PROBLEM DETAILS: Repeat the whole listing below, word for word.

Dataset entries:
● ● ● ● ●
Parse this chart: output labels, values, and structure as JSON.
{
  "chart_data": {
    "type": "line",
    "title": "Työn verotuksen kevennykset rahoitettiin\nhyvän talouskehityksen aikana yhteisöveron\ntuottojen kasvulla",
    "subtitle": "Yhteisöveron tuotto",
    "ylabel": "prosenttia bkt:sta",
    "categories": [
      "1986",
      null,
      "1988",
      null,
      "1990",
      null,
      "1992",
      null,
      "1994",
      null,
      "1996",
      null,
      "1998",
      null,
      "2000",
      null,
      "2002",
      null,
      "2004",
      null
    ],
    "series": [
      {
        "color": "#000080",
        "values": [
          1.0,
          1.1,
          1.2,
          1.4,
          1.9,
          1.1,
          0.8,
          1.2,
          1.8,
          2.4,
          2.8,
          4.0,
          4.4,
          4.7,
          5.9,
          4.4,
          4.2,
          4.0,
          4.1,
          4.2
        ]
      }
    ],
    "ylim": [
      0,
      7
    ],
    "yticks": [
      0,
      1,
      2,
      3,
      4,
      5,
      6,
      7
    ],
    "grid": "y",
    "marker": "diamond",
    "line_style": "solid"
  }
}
● ● ● ● ●
RESULT:
Parse this chart: output labels, values, and structure as JSON.
{
  "chart_data": {
    "type": "line",
    "title": "Työn verotuksen kevennykset rahoitettiin\nhyvän talouskehityksen aikana yhteisöveron\ntuottojen kasvulla",
    "subtitle": "Yhteisöveron tuotto",
    "ylabel": "prosenttia bkt:sta",
    "categories": [
      "1986",
      null,
      "1988",
      null,
      "1990",
      null,
      "1992",
      null,
      "1994",
      null,
      "1996",
      null,
      "1998",
      null,
      "2000",
      null,
      "2002",
      null,
      "2004",
      null
    ],
    "series": [
      {
        "color": "#000080",
        "values": [
          1.0,
          1.1,
          1.2,
          1.4,
          1.9,
          1.1,
          0.8,
          1.2,
          1.8,
          2.4,
          2.8,
          4.0,
          4.4,
          4.7,
          5.9,
          4.4,
          4.2,
          4.0,
          4.1,
          4.2
        ]
      }
    ],
    "ylim": [
      0,
      7
    ],
    "yticks": [
      0,
      1,
      2,
      3,
      4,
      5,
      6,
      7
    ],
    "grid": "y",
    "marker": "diamond",
    "line_style": "solid"
  }
}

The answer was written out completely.